## SHORT TASK
Assemble all lines in which the string "Острогѣ" appears.

○ ○ ○ ○ ○

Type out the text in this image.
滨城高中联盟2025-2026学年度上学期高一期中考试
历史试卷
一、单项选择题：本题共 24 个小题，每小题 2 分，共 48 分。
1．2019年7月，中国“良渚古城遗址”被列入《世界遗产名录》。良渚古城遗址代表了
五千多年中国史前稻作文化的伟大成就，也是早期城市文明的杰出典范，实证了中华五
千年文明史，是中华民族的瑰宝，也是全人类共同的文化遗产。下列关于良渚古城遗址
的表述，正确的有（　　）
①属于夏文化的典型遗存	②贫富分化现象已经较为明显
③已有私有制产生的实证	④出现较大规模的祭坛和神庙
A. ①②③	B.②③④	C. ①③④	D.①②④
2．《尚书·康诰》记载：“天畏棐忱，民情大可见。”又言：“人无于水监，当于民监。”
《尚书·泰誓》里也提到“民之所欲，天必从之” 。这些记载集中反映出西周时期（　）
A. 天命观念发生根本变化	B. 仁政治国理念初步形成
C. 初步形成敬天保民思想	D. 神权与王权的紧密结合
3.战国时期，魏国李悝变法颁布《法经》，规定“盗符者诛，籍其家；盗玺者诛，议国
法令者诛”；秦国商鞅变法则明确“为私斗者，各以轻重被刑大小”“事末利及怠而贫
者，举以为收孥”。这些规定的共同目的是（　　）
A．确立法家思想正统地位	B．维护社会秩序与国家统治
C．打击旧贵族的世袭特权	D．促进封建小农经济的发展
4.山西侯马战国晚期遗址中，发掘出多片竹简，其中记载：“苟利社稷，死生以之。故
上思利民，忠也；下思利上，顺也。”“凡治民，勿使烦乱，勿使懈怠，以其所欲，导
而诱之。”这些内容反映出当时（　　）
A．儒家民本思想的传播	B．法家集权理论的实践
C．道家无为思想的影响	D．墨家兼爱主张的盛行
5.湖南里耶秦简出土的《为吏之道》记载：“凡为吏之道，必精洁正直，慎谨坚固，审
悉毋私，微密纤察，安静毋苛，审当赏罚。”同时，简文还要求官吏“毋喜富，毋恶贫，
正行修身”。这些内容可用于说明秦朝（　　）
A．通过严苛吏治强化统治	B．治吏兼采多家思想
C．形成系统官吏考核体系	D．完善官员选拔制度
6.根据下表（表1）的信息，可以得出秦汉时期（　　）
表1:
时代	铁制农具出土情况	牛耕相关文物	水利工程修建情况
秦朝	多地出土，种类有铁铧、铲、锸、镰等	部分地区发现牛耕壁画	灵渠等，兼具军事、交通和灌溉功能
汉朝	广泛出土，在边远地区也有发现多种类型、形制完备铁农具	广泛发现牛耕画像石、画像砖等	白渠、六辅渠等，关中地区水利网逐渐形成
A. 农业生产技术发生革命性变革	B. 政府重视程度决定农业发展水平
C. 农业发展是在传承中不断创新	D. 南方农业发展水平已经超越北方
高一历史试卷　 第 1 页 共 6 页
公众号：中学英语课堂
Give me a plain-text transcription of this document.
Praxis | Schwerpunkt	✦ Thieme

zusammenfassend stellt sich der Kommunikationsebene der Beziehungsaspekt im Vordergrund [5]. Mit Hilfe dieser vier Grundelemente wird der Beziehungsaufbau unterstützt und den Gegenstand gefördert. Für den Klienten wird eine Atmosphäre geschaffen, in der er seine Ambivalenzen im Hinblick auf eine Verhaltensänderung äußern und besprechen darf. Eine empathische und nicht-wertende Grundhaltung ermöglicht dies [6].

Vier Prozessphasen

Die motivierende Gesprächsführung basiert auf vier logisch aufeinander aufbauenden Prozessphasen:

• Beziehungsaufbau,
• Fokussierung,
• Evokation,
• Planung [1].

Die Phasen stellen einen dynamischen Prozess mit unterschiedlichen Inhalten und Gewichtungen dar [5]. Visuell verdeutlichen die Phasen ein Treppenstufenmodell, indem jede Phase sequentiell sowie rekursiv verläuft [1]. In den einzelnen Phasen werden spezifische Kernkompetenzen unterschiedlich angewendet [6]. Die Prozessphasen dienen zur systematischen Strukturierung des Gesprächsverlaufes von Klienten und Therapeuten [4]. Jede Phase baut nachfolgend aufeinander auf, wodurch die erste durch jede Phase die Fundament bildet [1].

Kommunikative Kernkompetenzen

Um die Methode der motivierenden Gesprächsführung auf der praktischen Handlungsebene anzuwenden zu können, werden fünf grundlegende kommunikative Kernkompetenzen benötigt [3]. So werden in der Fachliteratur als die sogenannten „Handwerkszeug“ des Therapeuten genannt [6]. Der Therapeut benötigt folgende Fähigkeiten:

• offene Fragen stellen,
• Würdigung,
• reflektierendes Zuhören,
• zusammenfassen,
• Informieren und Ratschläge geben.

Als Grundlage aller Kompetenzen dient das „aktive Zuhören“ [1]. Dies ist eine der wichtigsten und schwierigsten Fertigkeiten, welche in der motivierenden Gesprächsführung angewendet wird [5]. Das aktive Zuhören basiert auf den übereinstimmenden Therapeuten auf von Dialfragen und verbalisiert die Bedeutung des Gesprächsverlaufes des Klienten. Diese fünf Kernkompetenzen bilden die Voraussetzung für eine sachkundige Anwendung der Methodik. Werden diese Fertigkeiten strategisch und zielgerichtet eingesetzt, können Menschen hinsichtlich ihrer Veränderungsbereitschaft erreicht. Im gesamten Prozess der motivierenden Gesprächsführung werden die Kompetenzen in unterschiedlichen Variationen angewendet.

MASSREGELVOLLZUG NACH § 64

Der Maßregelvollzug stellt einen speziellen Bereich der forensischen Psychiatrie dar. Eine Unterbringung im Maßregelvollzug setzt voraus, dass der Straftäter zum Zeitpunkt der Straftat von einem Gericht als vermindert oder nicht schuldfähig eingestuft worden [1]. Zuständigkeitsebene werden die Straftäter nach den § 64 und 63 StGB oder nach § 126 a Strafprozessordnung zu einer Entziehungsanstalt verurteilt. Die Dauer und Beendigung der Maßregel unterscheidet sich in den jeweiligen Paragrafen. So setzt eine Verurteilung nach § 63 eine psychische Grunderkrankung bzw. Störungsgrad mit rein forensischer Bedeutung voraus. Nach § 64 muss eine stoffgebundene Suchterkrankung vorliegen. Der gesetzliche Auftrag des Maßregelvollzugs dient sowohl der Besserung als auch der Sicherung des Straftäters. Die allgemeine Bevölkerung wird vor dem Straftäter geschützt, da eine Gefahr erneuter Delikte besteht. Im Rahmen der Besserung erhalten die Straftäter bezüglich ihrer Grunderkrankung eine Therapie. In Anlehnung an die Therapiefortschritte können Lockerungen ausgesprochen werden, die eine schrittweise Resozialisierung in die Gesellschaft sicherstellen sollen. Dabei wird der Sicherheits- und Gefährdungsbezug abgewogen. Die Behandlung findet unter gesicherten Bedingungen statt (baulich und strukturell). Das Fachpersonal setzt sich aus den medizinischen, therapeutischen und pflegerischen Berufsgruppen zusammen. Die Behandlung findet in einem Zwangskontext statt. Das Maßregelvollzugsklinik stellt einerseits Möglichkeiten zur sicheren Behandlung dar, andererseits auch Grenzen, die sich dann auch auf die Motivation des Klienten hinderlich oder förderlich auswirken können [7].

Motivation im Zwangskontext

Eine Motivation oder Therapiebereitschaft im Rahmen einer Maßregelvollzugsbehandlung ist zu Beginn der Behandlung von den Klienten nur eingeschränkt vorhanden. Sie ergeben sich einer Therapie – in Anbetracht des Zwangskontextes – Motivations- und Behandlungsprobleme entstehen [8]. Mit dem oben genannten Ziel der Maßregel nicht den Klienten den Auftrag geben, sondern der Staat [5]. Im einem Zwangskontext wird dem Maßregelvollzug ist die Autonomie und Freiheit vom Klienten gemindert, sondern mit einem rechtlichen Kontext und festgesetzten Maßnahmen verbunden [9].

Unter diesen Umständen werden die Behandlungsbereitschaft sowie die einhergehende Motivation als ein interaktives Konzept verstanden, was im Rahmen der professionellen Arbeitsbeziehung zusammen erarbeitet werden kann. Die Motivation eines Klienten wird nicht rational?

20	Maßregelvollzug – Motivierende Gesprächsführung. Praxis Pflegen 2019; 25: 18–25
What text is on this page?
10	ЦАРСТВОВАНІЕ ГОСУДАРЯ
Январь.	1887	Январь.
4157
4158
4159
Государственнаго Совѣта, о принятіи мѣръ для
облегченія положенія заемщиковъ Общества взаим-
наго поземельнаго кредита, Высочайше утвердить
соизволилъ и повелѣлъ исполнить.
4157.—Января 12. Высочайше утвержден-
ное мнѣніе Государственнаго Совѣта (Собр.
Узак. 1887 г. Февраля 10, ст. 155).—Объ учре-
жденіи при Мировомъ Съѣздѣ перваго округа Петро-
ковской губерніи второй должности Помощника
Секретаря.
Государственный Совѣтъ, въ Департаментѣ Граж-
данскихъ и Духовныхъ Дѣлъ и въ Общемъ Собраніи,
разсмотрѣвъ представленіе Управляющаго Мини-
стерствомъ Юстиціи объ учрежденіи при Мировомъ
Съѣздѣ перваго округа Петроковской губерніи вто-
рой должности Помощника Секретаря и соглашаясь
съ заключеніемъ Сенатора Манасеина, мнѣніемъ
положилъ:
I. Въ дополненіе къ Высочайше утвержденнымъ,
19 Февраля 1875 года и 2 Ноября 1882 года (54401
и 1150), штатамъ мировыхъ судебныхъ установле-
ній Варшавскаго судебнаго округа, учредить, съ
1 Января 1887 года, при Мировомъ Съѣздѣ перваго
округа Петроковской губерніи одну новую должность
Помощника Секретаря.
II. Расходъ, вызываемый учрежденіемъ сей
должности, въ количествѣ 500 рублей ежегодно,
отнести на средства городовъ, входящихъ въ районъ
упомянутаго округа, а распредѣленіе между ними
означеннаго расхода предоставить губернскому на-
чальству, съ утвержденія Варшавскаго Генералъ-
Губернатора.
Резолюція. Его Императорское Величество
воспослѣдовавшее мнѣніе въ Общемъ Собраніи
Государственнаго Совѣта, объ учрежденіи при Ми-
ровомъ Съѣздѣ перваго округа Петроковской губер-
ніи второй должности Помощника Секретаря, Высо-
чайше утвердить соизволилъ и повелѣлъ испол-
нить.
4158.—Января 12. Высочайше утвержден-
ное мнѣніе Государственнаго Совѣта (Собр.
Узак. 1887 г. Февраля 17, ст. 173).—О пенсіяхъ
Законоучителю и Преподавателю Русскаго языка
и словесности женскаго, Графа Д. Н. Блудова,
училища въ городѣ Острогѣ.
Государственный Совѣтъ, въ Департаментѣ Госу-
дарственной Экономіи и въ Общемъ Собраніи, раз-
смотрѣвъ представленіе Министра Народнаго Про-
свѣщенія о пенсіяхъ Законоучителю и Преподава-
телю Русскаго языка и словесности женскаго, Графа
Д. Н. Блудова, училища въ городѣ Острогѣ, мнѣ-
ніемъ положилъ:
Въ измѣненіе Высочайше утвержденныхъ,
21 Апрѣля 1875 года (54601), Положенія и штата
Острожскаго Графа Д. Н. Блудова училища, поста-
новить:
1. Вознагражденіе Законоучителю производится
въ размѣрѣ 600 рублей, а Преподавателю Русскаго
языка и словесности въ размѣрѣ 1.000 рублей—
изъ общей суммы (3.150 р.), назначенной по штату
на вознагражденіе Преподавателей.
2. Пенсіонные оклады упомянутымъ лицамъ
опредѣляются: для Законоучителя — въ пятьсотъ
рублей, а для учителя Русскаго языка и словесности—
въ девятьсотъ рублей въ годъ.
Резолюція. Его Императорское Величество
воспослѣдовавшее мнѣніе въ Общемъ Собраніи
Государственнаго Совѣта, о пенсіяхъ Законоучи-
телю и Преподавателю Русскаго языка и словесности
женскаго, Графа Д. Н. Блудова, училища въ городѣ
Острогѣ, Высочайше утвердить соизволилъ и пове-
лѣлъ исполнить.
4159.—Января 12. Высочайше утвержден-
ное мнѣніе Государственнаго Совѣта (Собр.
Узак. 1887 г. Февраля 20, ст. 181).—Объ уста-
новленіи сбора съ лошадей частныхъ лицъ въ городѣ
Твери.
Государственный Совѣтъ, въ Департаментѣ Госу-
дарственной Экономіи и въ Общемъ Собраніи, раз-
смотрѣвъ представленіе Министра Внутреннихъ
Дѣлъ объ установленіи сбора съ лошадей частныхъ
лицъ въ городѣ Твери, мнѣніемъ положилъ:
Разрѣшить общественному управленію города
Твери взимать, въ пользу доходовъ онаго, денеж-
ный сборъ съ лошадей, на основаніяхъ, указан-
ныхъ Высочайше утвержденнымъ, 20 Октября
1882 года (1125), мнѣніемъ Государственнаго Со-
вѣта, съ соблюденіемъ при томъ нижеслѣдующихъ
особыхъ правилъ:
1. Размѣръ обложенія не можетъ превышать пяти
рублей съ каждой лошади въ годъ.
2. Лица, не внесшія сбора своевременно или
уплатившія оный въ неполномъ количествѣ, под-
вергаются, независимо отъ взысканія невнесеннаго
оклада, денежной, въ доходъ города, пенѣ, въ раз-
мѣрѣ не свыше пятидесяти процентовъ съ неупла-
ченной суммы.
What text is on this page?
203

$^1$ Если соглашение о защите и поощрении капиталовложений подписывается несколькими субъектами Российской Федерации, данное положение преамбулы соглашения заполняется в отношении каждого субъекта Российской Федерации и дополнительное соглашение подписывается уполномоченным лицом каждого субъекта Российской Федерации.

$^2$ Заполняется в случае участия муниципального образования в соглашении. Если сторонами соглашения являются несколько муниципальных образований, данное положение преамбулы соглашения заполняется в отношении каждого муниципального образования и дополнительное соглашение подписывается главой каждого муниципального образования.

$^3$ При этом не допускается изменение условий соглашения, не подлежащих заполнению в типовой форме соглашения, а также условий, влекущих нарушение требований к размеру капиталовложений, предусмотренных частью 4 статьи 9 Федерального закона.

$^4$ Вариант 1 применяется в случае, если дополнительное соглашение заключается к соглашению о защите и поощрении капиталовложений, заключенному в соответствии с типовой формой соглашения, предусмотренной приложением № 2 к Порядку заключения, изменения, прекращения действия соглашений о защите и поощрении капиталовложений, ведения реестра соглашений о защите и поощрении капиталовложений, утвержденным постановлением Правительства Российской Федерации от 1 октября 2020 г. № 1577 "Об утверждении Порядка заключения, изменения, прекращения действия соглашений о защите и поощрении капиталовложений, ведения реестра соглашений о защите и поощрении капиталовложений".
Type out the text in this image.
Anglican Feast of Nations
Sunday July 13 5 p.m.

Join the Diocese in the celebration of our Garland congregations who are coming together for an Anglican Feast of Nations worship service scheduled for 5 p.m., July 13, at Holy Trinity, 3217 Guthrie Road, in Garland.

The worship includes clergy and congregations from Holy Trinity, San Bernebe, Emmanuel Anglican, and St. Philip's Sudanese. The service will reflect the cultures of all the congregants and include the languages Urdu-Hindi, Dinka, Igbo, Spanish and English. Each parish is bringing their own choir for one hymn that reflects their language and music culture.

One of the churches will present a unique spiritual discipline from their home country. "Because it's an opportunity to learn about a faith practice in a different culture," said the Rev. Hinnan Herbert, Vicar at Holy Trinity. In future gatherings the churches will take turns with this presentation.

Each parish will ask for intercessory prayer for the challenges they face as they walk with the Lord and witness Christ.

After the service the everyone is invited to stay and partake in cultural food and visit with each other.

○ ○ ○ ○ ○

## ANSWER TO THE EXERCISE
училища въ городѣ Острогѣ.
Д. Н. Блудова, училища въ городѣ Острогѣ, мнѣ-
Острогѣ, Высочайше утвердить соизволилъ и пове-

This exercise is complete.